Material for this exercise -
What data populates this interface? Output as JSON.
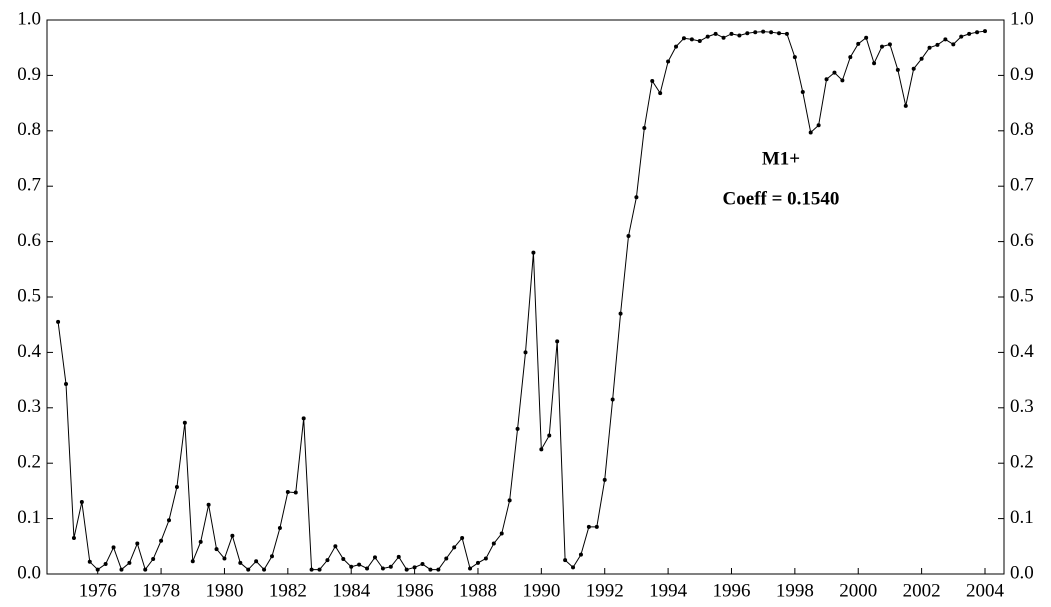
{
  "chart_data": {
    "type": "line",
    "annotations": [
      "M1+",
      "Coeff = 0.1540"
    ],
    "x": [
      1974.75,
      1975,
      1975.25,
      1975.5,
      1975.75,
      1976,
      1976.25,
      1976.5,
      1976.75,
      1977,
      1977.25,
      1977.5,
      1977.75,
      1978,
      1978.25,
      1978.5,
      1978.75,
      1979,
      1979.25,
      1979.5,
      1979.75,
      1980,
      1980.25,
      1980.5,
      1980.75,
      1981,
      1981.25,
      1981.5,
      1981.75,
      1982,
      1982.25,
      1982.5,
      1982.75,
      1983,
      1983.25,
      1983.5,
      1983.75,
      1984,
      1984.25,
      1984.5,
      1984.75,
      1985,
      1985.25,
      1985.5,
      1985.75,
      1986,
      1986.25,
      1986.5,
      1986.75,
      1987,
      1987.25,
      1987.5,
      1987.75,
      1988,
      1988.25,
      1988.5,
      1988.75,
      1989,
      1989.25,
      1989.5,
      1989.75,
      1990,
      1990.25,
      1990.5,
      1990.75,
      1991,
      1991.25,
      1991.5,
      1991.75,
      1992,
      1992.25,
      1992.5,
      1992.75,
      1993,
      1993.25,
      1993.5,
      1993.75,
      1994,
      1994.25,
      1994.5,
      1994.75,
      1995,
      1995.25,
      1995.5,
      1995.75,
      1996,
      1996.25,
      1996.5,
      1996.75,
      1997,
      1997.25,
      1997.5,
      1997.75,
      1998,
      1998.25,
      1998.5,
      1998.75,
      1999,
      1999.25,
      1999.5,
      1999.75,
      2000,
      2000.25,
      2000.5,
      2000.75,
      2001,
      2001.25,
      2001.5,
      2001.75,
      2002,
      2002.25,
      2002.5,
      2002.75,
      2003,
      2003.25,
      2003.5,
      2003.75,
      2004
    ],
    "series": [
      {
        "color": "#000000",
        "values": [
          0.455,
          0.343,
          0.065,
          0.13,
          0.022,
          0.008,
          0.018,
          0.048,
          0.008,
          0.02,
          0.055,
          0.008,
          0.027,
          0.06,
          0.097,
          0.157,
          0.273,
          0.023,
          0.058,
          0.125,
          0.045,
          0.028,
          0.069,
          0.02,
          0.008,
          0.023,
          0.008,
          0.032,
          0.083,
          0.148,
          0.147,
          0.281,
          0.008,
          0.008,
          0.025,
          0.05,
          0.027,
          0.013,
          0.017,
          0.01,
          0.03,
          0.01,
          0.013,
          0.031,
          0.008,
          0.012,
          0.018,
          0.008,
          0.008,
          0.028,
          0.048,
          0.065,
          0.01,
          0.02,
          0.028,
          0.055,
          0.073,
          0.133,
          0.262,
          0.4,
          0.58,
          0.225,
          0.25,
          0.42,
          0.025,
          0.012,
          0.035,
          0.085,
          0.085,
          0.17,
          0.315,
          0.47,
          0.61,
          0.68,
          0.805,
          0.89,
          0.868,
          0.925,
          0.952,
          0.967,
          0.965,
          0.962,
          0.97,
          0.975,
          0.968,
          0.975,
          0.972,
          0.976,
          0.978,
          0.979,
          0.978,
          0.976,
          0.975,
          0.933,
          0.87,
          0.797,
          0.81,
          0.893,
          0.905,
          0.891,
          0.933,
          0.957,
          0.968,
          0.922,
          0.952,
          0.956,
          0.91,
          0.845,
          0.912,
          0.93,
          0.95,
          0.955,
          0.965,
          0.956,
          0.97,
          0.975,
          0.978,
          0.98
        ]
      }
    ],
    "xlim": [
      1974.4,
      2004.6
    ],
    "xticks": [
      1976,
      1978,
      1980,
      1982,
      1984,
      1986,
      1988,
      1990,
      1992,
      1994,
      1996,
      1998,
      2000,
      2002,
      2004
    ],
    "ylim": [
      0,
      1
    ],
    "yticks": [
      {
        "value": 0,
        "label": "0.0"
      },
      0.1,
      0.2,
      0.3,
      0.4,
      0.5,
      0.6,
      0.7,
      0.8,
      0.9,
      {
        "value": 1,
        "label": "1.0"
      }
    ]
  }
}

Exercise brief - Write out the material above once more, exactly as it reads, with no pictures.

Finished exercise -
What data populates this interface? Output as JSON.
{
  "chart_data": {
    "type": "line",
    "annotations": [
      "M1+",
      "Coeff = 0.1540"
    ],
    "x": [
      1974.75,
      1975,
      1975.25,
      1975.5,
      1975.75,
      1976,
      1976.25,
      1976.5,
      1976.75,
      1977,
      1977.25,
      1977.5,
      1977.75,
      1978,
      1978.25,
      1978.5,
      1978.75,
      1979,
      1979.25,
      1979.5,
      1979.75,
      1980,
      1980.25,
      1980.5,
      1980.75,
      1981,
      1981.25,
      1981.5,
      1981.75,
      1982,
      1982.25,
      1982.5,
      1982.75,
      1983,
      1983.25,
      1983.5,
      1983.75,
      1984,
      1984.25,
      1984.5,
      1984.75,
      1985,
      1985.25,
      1985.5,
      1985.75,
      1986,
      1986.25,
      1986.5,
      1986.75,
      1987,
      1987.25,
      1987.5,
      1987.75,
      1988,
      1988.25,
      1988.5,
      1988.75,
      1989,
      1989.25,
      1989.5,
      1989.75,
      1990,
      1990.25,
      1990.5,
      1990.75,
      1991,
      1991.25,
      1991.5,
      1991.75,
      1992,
      1992.25,
      1992.5,
      1992.75,
      1993,
      1993.25,
      1993.5,
      1993.75,
      1994,
      1994.25,
      1994.5,
      1994.75,
      1995,
      1995.25,
      1995.5,
      1995.75,
      1996,
      1996.25,
      1996.5,
      1996.75,
      1997,
      1997.25,
      1997.5,
      1997.75,
      1998,
      1998.25,
      1998.5,
      1998.75,
      1999,
      1999.25,
      1999.5,
      1999.75,
      2000,
      2000.25,
      2000.5,
      2000.75,
      2001,
      2001.25,
      2001.5,
      2001.75,
      2002,
      2002.25,
      2002.5,
      2002.75,
      2003,
      2003.25,
      2003.5,
      2003.75,
      2004
    ],
    "series": [
      {
        "color": "#000000",
        "values": [
          0.455,
          0.343,
          0.065,
          0.13,
          0.022,
          0.008,
          0.018,
          0.048,
          0.008,
          0.02,
          0.055,
          0.008,
          0.027,
          0.06,
          0.097,
          0.157,
          0.273,
          0.023,
          0.058,
          0.125,
          0.045,
          0.028,
          0.069,
          0.02,
          0.008,
          0.023,
          0.008,
          0.032,
          0.083,
          0.148,
          0.147,
          0.281,
          0.008,
          0.008,
          0.025,
          0.05,
          0.027,
          0.013,
          0.017,
          0.01,
          0.03,
          0.01,
          0.013,
          0.031,
          0.008,
          0.012,
          0.018,
          0.008,
          0.008,
          0.028,
          0.048,
          0.065,
          0.01,
          0.02,
          0.028,
          0.055,
          0.073,
          0.133,
          0.262,
          0.4,
          0.58,
          0.225,
          0.25,
          0.42,
          0.025,
          0.012,
          0.035,
          0.085,
          0.085,
          0.17,
          0.315,
          0.47,
          0.61,
          0.68,
          0.805,
          0.89,
          0.868,
          0.925,
          0.952,
          0.967,
          0.965,
          0.962,
          0.97,
          0.975,
          0.968,
          0.975,
          0.972,
          0.976,
          0.978,
          0.979,
          0.978,
          0.976,
          0.975,
          0.933,
          0.87,
          0.797,
          0.81,
          0.893,
          0.905,
          0.891,
          0.933,
          0.957,
          0.968,
          0.922,
          0.952,
          0.956,
          0.91,
          0.845,
          0.912,
          0.93,
          0.95,
          0.955,
          0.965,
          0.956,
          0.97,
          0.975,
          0.978,
          0.98
        ]
      }
    ],
    "xlim": [
      1974.4,
      2004.6
    ],
    "xticks": [
      1976,
      1978,
      1980,
      1982,
      1984,
      1986,
      1988,
      1990,
      1992,
      1994,
      1996,
      1998,
      2000,
      2002,
      2004
    ],
    "ylim": [
      0,
      1
    ],
    "yticks": [
      {
        "value": 0,
        "label": "0.0"
      },
      0.1,
      0.2,
      0.3,
      0.4,
      0.5,
      0.6,
      0.7,
      0.8,
      0.9,
      {
        "value": 1,
        "label": "1.0"
      }
    ]
  }
}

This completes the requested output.